─── Data in this exercise
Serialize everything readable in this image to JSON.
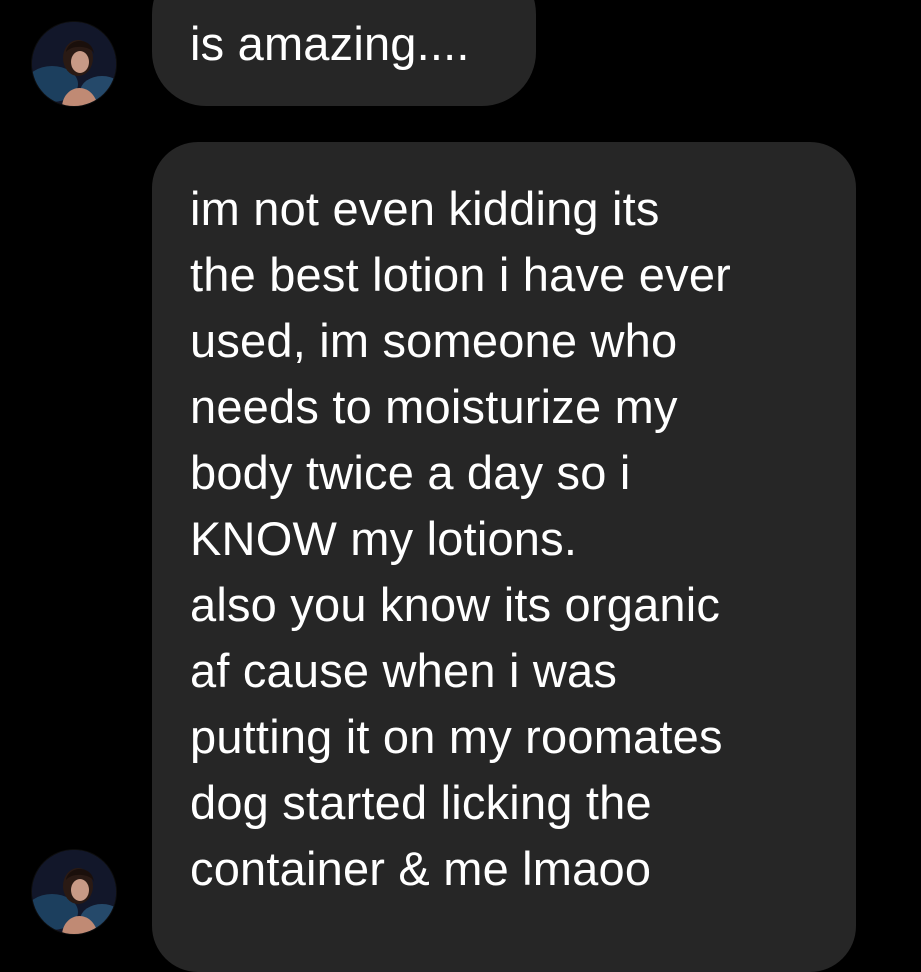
{
  "conversation": {
    "messages": [
      {
        "sender": "other",
        "text": "is amazing...."
      },
      {
        "sender": "other",
        "text": "im not even kidding its\nthe best lotion i have ever\nused, im someone who\nneeds to moisturize my\nbody twice a day so i\nKNOW my lotions.\nalso you know its organic\naf cause when i was\nputting it on my roomates\ndog started licking the\ncontainer & me lmaoo"
      }
    ]
  },
  "colors": {
    "background": "#000000",
    "bubble": "#262626",
    "text": "#ffffff"
  },
  "icons": {
    "avatar": "profile-photo"
  }
}
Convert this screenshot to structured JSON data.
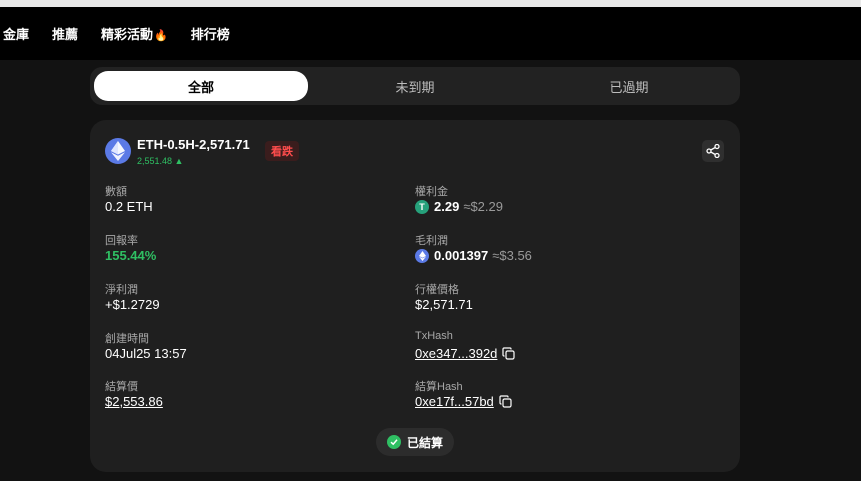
{
  "nav": {
    "items": [
      {
        "label": "金庫"
      },
      {
        "label": "推薦"
      },
      {
        "label": "精彩活動"
      },
      {
        "label": "排行榜"
      }
    ],
    "flame_glyph": "🔥"
  },
  "tabs": [
    {
      "label": "全部",
      "active": true
    },
    {
      "label": "未到期",
      "active": false
    },
    {
      "label": "已過期",
      "active": false
    }
  ],
  "card": {
    "title": "ETH-0.5H-2,571.71",
    "current_price": "2,551.48 ▲",
    "direction_badge": "看跌",
    "fields": {
      "amount": {
        "label": "數額",
        "value": "0.2 ETH"
      },
      "premium": {
        "label": "權利金",
        "amount": "2.29",
        "approx": "≈$2.29",
        "coin": "USDT",
        "coin_glyph": "T"
      },
      "return_rate": {
        "label": "回報率",
        "value": "155.44%"
      },
      "gross_profit": {
        "label": "毛利潤",
        "amount": "0.001397",
        "approx": "≈$3.56",
        "coin": "ETH"
      },
      "net_profit": {
        "label": "淨利潤",
        "value": "+$1.2729"
      },
      "strike_price": {
        "label": "行權價格",
        "value": "$2,571.71"
      },
      "created_time": {
        "label": "創建時間",
        "value": "04Jul25 13:57"
      },
      "txhash": {
        "label": "TxHash",
        "value": "0xe347...392d"
      },
      "settlement_price": {
        "label": "結算價",
        "value": "$2,553.86"
      },
      "settlement_hash": {
        "label": "結算Hash",
        "value": "0xe17f...57bd"
      }
    },
    "status": "已結算"
  },
  "colors": {
    "positive": "#2fbf63",
    "negative": "#ff4d4d",
    "eth": "#5b7ae6",
    "usdt": "#26a17b"
  },
  "icons": {
    "share": "share-icon",
    "copy": "copy-icon",
    "check": "check-circle-icon",
    "eth": "eth-logo-icon",
    "flame": "flame-icon"
  }
}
──────
* The problem
Print each line of the material above exactly, with the pictures removed from your copy.

* Output for this exercise
Serialize everything readable in this image to JSON.
{
  "conversation": {
    "messages": [
      {
        "sender": "other",
        "text": "is amazing...."
      },
      {
        "sender": "other",
        "text": "im not even kidding its\nthe best lotion i have ever\nused, im someone who\nneeds to moisturize my\nbody twice a day so i\nKNOW my lotions.\nalso you know its organic\naf cause when i was\nputting it on my roomates\ndog started licking the\ncontainer & me lmaoo"
      }
    ]
  },
  "colors": {
    "background": "#000000",
    "bubble": "#262626",
    "text": "#ffffff"
  },
  "icons": {
    "avatar": "profile-photo"
  }
}
Convert this screenshot to structured JSON data.
{
  "nav": {
    "items": [
      {
        "label": "金庫"
      },
      {
        "label": "推薦"
      },
      {
        "label": "精彩活動"
      },
      {
        "label": "排行榜"
      }
    ],
    "flame_glyph": "🔥"
  },
  "tabs": [
    {
      "label": "全部",
      "active": true
    },
    {
      "label": "未到期",
      "active": false
    },
    {
      "label": "已過期",
      "active": false
    }
  ],
  "card": {
    "title": "ETH-0.5H-2,571.71",
    "current_price": "2,551.48 ▲",
    "direction_badge": "看跌",
    "fields": {
      "amount": {
        "label": "數額",
        "value": "0.2 ETH"
      },
      "premium": {
        "label": "權利金",
        "amount": "2.29",
        "approx": "≈$2.29",
        "coin": "USDT",
        "coin_glyph": "T"
      },
      "return_rate": {
        "label": "回報率",
        "value": "155.44%"
      },
      "gross_profit": {
        "label": "毛利潤",
        "amount": "0.001397",
        "approx": "≈$3.56",
        "coin": "ETH"
      },
      "net_profit": {
        "label": "淨利潤",
        "value": "+$1.2729"
      },
      "strike_price": {
        "label": "行權價格",
        "value": "$2,571.71"
      },
      "created_time": {
        "label": "創建時間",
        "value": "04Jul25 13:57"
      },
      "txhash": {
        "label": "TxHash",
        "value": "0xe347...392d"
      },
      "settlement_price": {
        "label": "結算價",
        "value": "$2,553.86"
      },
      "settlement_hash": {
        "label": "結算Hash",
        "value": "0xe17f...57bd"
      }
    },
    "status": "已結算"
  },
  "colors": {
    "positive": "#2fbf63",
    "negative": "#ff4d4d",
    "eth": "#5b7ae6",
    "usdt": "#26a17b"
  },
  "icons": {
    "share": "share-icon",
    "copy": "copy-icon",
    "check": "check-circle-icon",
    "eth": "eth-logo-icon",
    "flame": "flame-icon"
  }
}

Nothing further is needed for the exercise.